* _Task goal_: Look through the lines below and state how many hold the word "this". Write only the number.

* _Data shown_:
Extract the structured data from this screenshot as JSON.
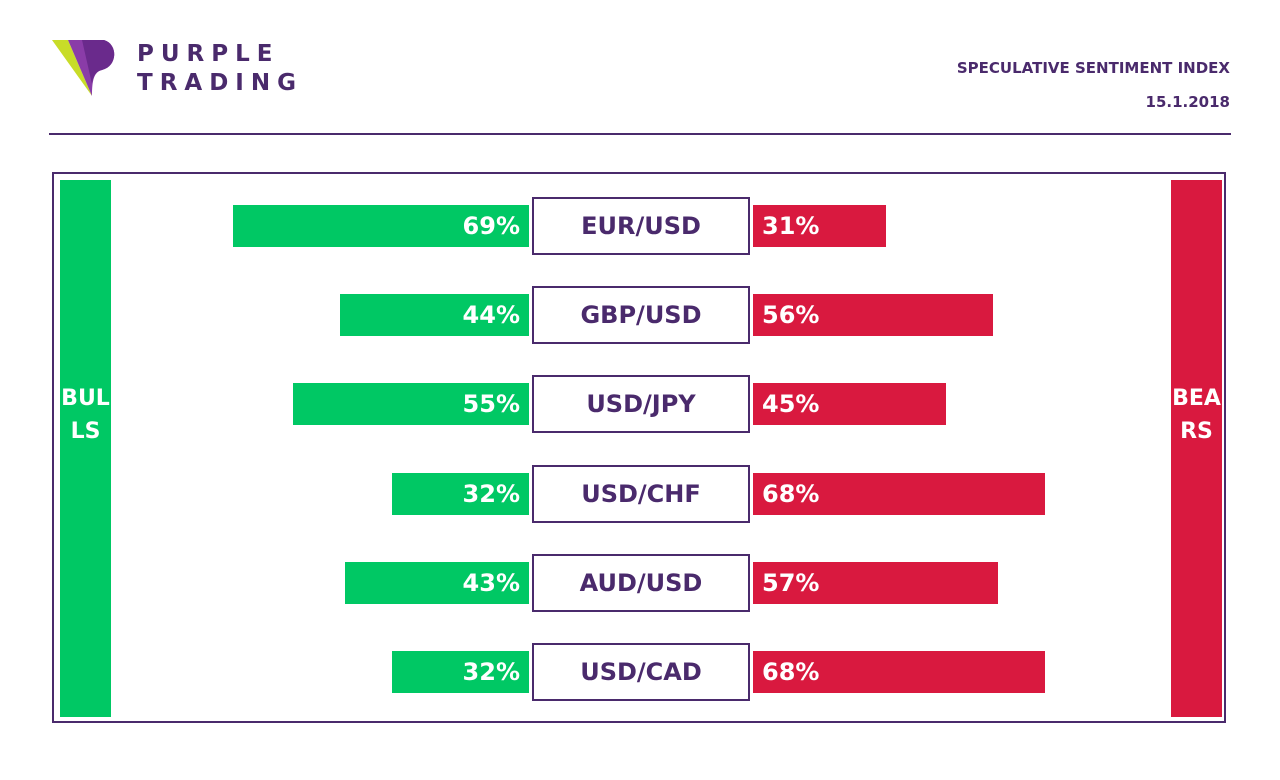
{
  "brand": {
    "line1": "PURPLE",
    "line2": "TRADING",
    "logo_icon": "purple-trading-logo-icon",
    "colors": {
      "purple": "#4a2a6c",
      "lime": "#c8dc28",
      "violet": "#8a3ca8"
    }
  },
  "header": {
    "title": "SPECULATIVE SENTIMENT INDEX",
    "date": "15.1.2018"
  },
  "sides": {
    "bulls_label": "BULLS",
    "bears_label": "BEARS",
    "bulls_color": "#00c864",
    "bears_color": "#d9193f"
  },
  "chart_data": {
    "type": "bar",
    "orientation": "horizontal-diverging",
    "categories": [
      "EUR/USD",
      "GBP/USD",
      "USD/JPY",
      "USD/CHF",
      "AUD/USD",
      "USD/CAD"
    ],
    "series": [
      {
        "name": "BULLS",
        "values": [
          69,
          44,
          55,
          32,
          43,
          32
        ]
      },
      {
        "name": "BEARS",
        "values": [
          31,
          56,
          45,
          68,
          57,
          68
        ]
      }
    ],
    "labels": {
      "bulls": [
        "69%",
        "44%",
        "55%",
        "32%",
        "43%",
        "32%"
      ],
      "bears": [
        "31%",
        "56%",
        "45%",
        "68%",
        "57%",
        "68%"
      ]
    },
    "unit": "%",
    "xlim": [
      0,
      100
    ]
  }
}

* * *

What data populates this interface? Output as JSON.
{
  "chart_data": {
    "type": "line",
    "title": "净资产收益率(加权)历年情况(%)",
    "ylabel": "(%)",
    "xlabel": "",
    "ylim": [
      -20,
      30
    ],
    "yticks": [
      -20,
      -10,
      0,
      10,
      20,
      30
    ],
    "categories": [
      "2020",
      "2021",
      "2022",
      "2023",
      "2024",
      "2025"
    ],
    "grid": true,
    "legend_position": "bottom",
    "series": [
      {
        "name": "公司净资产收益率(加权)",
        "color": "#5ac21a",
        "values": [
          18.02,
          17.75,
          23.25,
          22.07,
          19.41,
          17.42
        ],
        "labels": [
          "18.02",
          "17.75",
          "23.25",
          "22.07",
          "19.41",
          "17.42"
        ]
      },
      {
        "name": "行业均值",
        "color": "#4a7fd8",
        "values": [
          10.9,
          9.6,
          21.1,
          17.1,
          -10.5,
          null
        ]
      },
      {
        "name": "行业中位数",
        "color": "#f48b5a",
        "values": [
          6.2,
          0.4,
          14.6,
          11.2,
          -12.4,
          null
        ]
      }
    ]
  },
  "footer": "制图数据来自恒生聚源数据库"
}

==

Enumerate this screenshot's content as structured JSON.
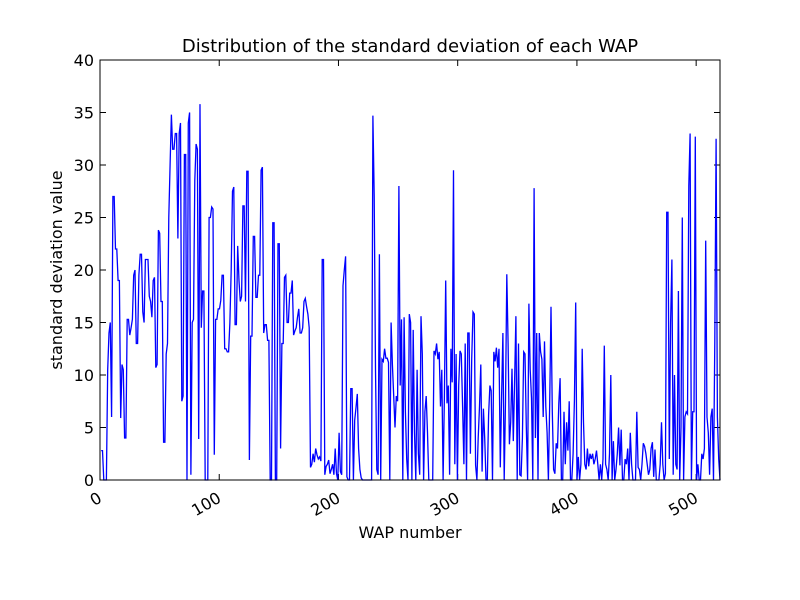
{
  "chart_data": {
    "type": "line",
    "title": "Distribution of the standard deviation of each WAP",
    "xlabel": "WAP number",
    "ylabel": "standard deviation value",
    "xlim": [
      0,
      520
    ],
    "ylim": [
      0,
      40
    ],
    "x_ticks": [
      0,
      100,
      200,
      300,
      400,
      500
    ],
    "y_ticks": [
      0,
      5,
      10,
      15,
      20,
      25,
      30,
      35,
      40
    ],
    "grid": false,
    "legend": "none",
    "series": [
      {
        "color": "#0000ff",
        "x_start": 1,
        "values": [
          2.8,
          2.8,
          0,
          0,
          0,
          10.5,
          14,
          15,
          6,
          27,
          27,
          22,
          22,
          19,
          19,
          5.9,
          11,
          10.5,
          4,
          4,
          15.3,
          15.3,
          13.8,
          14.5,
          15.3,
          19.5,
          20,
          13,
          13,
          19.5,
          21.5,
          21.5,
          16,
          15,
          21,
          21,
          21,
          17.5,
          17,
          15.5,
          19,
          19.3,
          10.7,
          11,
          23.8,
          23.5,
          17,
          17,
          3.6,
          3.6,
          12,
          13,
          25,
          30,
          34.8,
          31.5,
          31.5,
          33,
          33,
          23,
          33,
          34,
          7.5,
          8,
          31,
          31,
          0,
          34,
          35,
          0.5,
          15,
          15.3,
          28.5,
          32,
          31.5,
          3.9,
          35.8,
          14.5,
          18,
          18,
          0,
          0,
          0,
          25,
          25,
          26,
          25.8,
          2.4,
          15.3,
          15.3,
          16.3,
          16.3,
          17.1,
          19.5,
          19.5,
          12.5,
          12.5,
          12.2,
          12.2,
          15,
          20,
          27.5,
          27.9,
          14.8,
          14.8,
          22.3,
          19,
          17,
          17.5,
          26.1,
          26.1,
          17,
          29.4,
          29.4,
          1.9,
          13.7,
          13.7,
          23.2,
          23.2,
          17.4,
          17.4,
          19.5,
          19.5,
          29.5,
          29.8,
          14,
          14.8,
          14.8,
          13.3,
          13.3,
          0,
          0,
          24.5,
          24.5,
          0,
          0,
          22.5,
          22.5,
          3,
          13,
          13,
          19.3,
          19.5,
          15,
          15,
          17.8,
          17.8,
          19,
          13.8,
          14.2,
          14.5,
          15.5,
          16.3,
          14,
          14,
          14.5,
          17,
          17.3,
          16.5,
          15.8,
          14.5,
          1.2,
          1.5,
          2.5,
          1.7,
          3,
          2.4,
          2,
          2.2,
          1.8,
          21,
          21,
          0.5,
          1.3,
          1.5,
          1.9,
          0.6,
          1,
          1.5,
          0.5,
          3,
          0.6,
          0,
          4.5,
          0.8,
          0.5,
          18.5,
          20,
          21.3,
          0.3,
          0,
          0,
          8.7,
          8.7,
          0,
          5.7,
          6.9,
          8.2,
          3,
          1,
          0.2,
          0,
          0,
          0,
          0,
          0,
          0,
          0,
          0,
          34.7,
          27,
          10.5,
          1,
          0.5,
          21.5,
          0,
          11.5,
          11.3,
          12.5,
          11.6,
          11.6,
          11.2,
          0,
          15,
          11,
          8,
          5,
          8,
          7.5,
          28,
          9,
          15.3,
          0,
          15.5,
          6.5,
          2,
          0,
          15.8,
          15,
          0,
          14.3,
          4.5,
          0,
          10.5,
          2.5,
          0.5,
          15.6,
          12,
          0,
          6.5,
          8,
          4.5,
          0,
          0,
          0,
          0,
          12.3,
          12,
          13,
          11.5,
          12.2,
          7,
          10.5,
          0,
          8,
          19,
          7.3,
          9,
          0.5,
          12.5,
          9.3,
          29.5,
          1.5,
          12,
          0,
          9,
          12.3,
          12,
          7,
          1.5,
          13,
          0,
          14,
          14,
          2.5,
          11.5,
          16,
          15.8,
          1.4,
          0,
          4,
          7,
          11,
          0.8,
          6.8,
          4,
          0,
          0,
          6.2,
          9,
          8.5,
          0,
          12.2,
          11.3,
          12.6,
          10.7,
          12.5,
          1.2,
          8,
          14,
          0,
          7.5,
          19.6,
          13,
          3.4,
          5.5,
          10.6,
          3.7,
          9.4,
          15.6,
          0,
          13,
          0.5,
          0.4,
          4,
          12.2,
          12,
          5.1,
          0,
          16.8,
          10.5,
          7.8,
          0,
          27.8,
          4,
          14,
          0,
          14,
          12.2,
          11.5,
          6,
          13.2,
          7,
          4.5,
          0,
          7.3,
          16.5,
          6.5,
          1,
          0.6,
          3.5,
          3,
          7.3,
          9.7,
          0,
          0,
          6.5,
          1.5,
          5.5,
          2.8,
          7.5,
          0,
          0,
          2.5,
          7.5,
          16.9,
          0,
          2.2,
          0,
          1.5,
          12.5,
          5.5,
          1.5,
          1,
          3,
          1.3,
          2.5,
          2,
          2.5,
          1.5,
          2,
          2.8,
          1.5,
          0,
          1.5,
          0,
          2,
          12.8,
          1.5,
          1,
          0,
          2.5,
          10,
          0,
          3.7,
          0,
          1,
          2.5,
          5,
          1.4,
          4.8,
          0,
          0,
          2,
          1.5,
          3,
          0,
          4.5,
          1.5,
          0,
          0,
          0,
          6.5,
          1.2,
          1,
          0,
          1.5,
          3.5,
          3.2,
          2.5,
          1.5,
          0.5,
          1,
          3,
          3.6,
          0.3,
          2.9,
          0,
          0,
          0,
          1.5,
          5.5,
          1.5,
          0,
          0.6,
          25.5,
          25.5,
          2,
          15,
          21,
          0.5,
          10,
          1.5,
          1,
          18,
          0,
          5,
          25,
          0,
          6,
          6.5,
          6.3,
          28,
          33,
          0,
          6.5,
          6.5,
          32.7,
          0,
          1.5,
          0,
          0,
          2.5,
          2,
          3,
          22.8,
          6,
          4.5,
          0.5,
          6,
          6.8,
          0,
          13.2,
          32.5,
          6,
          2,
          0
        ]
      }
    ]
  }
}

* _Correct answer_: 3